TASK INPUTS
## Start

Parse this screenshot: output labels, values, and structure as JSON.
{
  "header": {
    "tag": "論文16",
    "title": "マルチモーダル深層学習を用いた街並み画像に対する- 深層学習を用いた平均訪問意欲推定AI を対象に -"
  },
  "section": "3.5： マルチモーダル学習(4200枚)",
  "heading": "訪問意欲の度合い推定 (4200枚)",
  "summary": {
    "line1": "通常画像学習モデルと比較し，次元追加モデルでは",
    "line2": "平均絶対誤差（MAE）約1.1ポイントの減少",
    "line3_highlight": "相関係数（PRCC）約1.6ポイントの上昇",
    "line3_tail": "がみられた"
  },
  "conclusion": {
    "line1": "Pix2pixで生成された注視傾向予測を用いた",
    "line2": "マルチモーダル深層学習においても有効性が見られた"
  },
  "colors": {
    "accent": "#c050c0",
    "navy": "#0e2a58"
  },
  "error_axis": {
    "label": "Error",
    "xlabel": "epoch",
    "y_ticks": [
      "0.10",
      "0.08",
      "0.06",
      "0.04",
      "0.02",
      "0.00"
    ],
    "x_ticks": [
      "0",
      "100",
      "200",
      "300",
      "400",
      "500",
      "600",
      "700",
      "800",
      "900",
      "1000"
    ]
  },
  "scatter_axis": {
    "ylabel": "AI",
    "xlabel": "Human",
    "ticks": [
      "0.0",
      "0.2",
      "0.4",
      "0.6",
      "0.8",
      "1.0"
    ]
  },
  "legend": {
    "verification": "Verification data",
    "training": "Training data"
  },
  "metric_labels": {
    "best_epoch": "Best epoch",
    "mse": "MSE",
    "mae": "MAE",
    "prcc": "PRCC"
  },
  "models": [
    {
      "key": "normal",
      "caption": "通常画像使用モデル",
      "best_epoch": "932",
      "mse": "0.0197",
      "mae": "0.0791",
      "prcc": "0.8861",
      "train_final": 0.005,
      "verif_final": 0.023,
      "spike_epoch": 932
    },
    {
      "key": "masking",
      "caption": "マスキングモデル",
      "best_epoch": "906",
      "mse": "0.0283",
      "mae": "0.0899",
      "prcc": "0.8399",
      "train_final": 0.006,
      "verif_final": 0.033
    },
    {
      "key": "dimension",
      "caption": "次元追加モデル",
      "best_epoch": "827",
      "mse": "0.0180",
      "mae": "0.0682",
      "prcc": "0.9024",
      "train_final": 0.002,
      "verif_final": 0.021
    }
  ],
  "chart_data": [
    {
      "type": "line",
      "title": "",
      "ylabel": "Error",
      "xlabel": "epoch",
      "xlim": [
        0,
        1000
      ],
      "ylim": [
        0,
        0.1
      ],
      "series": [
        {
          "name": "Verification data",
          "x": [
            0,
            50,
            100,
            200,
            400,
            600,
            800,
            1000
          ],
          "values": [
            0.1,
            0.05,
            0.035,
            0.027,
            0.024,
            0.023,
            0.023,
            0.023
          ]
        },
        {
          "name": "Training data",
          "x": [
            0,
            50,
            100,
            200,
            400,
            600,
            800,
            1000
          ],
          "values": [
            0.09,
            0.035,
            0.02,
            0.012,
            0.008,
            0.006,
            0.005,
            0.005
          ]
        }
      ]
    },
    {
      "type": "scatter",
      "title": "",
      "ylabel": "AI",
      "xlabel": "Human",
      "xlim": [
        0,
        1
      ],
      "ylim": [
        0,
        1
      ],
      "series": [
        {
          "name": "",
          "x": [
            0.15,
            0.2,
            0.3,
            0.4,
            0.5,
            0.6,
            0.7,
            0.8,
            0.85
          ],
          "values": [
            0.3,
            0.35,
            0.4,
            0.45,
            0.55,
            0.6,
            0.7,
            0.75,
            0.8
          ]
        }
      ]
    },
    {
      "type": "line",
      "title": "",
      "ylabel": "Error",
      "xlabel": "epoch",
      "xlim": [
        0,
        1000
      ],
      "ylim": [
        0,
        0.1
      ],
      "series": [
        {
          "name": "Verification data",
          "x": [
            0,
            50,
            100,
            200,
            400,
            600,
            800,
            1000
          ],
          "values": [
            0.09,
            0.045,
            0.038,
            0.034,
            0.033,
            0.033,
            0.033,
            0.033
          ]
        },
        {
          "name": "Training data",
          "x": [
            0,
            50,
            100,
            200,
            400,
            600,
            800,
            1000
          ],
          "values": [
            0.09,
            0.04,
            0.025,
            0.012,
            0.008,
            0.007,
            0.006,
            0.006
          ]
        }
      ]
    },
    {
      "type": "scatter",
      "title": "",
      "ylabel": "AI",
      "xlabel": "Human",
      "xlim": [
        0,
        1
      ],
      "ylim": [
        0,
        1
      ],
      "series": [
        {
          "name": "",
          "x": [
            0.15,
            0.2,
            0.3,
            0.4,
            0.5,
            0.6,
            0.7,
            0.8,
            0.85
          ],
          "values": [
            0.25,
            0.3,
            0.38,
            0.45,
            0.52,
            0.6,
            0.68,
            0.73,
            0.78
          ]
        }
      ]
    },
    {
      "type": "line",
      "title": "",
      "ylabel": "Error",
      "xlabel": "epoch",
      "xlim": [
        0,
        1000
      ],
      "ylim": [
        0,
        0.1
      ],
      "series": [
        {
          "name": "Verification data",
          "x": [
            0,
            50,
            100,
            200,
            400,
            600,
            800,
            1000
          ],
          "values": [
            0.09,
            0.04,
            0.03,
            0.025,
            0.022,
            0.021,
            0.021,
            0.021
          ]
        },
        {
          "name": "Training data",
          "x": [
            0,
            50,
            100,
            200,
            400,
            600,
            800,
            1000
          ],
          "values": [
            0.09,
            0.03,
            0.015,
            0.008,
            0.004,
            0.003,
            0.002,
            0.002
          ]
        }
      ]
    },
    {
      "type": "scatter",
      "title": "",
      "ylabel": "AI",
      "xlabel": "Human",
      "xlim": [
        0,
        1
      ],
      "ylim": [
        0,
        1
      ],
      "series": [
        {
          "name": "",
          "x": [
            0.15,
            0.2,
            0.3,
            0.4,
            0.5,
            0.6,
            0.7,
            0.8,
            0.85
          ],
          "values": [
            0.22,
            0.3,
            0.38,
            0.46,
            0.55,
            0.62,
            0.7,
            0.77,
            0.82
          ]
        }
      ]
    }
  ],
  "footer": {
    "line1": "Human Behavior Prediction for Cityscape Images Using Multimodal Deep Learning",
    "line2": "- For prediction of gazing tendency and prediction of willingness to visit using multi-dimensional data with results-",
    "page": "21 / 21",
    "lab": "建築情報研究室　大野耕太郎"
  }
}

## End

GIVEN TASK
Print the listing above in its entirety, with every line exact.

EXPECTED ANSWER
Parse this screenshot: output labels, values, and structure as JSON.
{
  "header": {
    "tag": "論文16",
    "title": "マルチモーダル深層学習を用いた街並み画像に対する- 深層学習を用いた平均訪問意欲推定AI を対象に -"
  },
  "section": "3.5： マルチモーダル学習(4200枚)",
  "heading": "訪問意欲の度合い推定 (4200枚)",
  "summary": {
    "line1": "通常画像学習モデルと比較し，次元追加モデルでは",
    "line2": "平均絶対誤差（MAE）約1.1ポイントの減少",
    "line3_highlight": "相関係数（PRCC）約1.6ポイントの上昇",
    "line3_tail": "がみられた"
  },
  "conclusion": {
    "line1": "Pix2pixで生成された注視傾向予測を用いた",
    "line2": "マルチモーダル深層学習においても有効性が見られた"
  },
  "colors": {
    "accent": "#c050c0",
    "navy": "#0e2a58"
  },
  "error_axis": {
    "label": "Error",
    "xlabel": "epoch",
    "y_ticks": [
      "0.10",
      "0.08",
      "0.06",
      "0.04",
      "0.02",
      "0.00"
    ],
    "x_ticks": [
      "0",
      "100",
      "200",
      "300",
      "400",
      "500",
      "600",
      "700",
      "800",
      "900",
      "1000"
    ]
  },
  "scatter_axis": {
    "ylabel": "AI",
    "xlabel": "Human",
    "ticks": [
      "0.0",
      "0.2",
      "0.4",
      "0.6",
      "0.8",
      "1.0"
    ]
  },
  "legend": {
    "verification": "Verification data",
    "training": "Training data"
  },
  "metric_labels": {
    "best_epoch": "Best epoch",
    "mse": "MSE",
    "mae": "MAE",
    "prcc": "PRCC"
  },
  "models": [
    {
      "key": "normal",
      "caption": "通常画像使用モデル",
      "best_epoch": "932",
      "mse": "0.0197",
      "mae": "0.0791",
      "prcc": "0.8861",
      "train_final": 0.005,
      "verif_final": 0.023,
      "spike_epoch": 932
    },
    {
      "key": "masking",
      "caption": "マスキングモデル",
      "best_epoch": "906",
      "mse": "0.0283",
      "mae": "0.0899",
      "prcc": "0.8399",
      "train_final": 0.006,
      "verif_final": 0.033
    },
    {
      "key": "dimension",
      "caption": "次元追加モデル",
      "best_epoch": "827",
      "mse": "0.0180",
      "mae": "0.0682",
      "prcc": "0.9024",
      "train_final": 0.002,
      "verif_final": 0.021
    }
  ],
  "chart_data": [
    {
      "type": "line",
      "title": "",
      "ylabel": "Error",
      "xlabel": "epoch",
      "xlim": [
        0,
        1000
      ],
      "ylim": [
        0,
        0.1
      ],
      "series": [
        {
          "name": "Verification data",
          "x": [
            0,
            50,
            100,
            200,
            400,
            600,
            800,
            1000
          ],
          "values": [
            0.1,
            0.05,
            0.035,
            0.027,
            0.024,
            0.023,
            0.023,
            0.023
          ]
        },
        {
          "name": "Training data",
          "x": [
            0,
            50,
            100,
            200,
            400,
            600,
            800,
            1000
          ],
          "values": [
            0.09,
            0.035,
            0.02,
            0.012,
            0.008,
            0.006,
            0.005,
            0.005
          ]
        }
      ]
    },
    {
      "type": "scatter",
      "title": "",
      "ylabel": "AI",
      "xlabel": "Human",
      "xlim": [
        0,
        1
      ],
      "ylim": [
        0,
        1
      ],
      "series": [
        {
          "name": "",
          "x": [
            0.15,
            0.2,
            0.3,
            0.4,
            0.5,
            0.6,
            0.7,
            0.8,
            0.85
          ],
          "values": [
            0.3,
            0.35,
            0.4,
            0.45,
            0.55,
            0.6,
            0.7,
            0.75,
            0.8
          ]
        }
      ]
    },
    {
      "type": "line",
      "title": "",
      "ylabel": "Error",
      "xlabel": "epoch",
      "xlim": [
        0,
        1000
      ],
      "ylim": [
        0,
        0.1
      ],
      "series": [
        {
          "name": "Verification data",
          "x": [
            0,
            50,
            100,
            200,
            400,
            600,
            800,
            1000
          ],
          "values": [
            0.09,
            0.045,
            0.038,
            0.034,
            0.033,
            0.033,
            0.033,
            0.033
          ]
        },
        {
          "name": "Training data",
          "x": [
            0,
            50,
            100,
            200,
            400,
            600,
            800,
            1000
          ],
          "values": [
            0.09,
            0.04,
            0.025,
            0.012,
            0.008,
            0.007,
            0.006,
            0.006
          ]
        }
      ]
    },
    {
      "type": "scatter",
      "title": "",
      "ylabel": "AI",
      "xlabel": "Human",
      "xlim": [
        0,
        1
      ],
      "ylim": [
        0,
        1
      ],
      "series": [
        {
          "name": "",
          "x": [
            0.15,
            0.2,
            0.3,
            0.4,
            0.5,
            0.6,
            0.7,
            0.8,
            0.85
          ],
          "values": [
            0.25,
            0.3,
            0.38,
            0.45,
            0.52,
            0.6,
            0.68,
            0.73,
            0.78
          ]
        }
      ]
    },
    {
      "type": "line",
      "title": "",
      "ylabel": "Error",
      "xlabel": "epoch",
      "xlim": [
        0,
        1000
      ],
      "ylim": [
        0,
        0.1
      ],
      "series": [
        {
          "name": "Verification data",
          "x": [
            0,
            50,
            100,
            200,
            400,
            600,
            800,
            1000
          ],
          "values": [
            0.09,
            0.04,
            0.03,
            0.025,
            0.022,
            0.021,
            0.021,
            0.021
          ]
        },
        {
          "name": "Training data",
          "x": [
            0,
            50,
            100,
            200,
            400,
            600,
            800,
            1000
          ],
          "values": [
            0.09,
            0.03,
            0.015,
            0.008,
            0.004,
            0.003,
            0.002,
            0.002
          ]
        }
      ]
    },
    {
      "type": "scatter",
      "title": "",
      "ylabel": "AI",
      "xlabel": "Human",
      "xlim": [
        0,
        1
      ],
      "ylim": [
        0,
        1
      ],
      "series": [
        {
          "name": "",
          "x": [
            0.15,
            0.2,
            0.3,
            0.4,
            0.5,
            0.6,
            0.7,
            0.8,
            0.85
          ],
          "values": [
            0.22,
            0.3,
            0.38,
            0.46,
            0.55,
            0.62,
            0.7,
            0.77,
            0.82
          ]
        }
      ]
    }
  ],
  "footer": {
    "line1": "Human Behavior Prediction for Cityscape Images Using Multimodal Deep Learning",
    "line2": "- For prediction of gazing tendency and prediction of willingness to visit using multi-dimensional data with results-",
    "page": "21 / 21",
    "lab": "建築情報研究室　大野耕太郎"
  }
}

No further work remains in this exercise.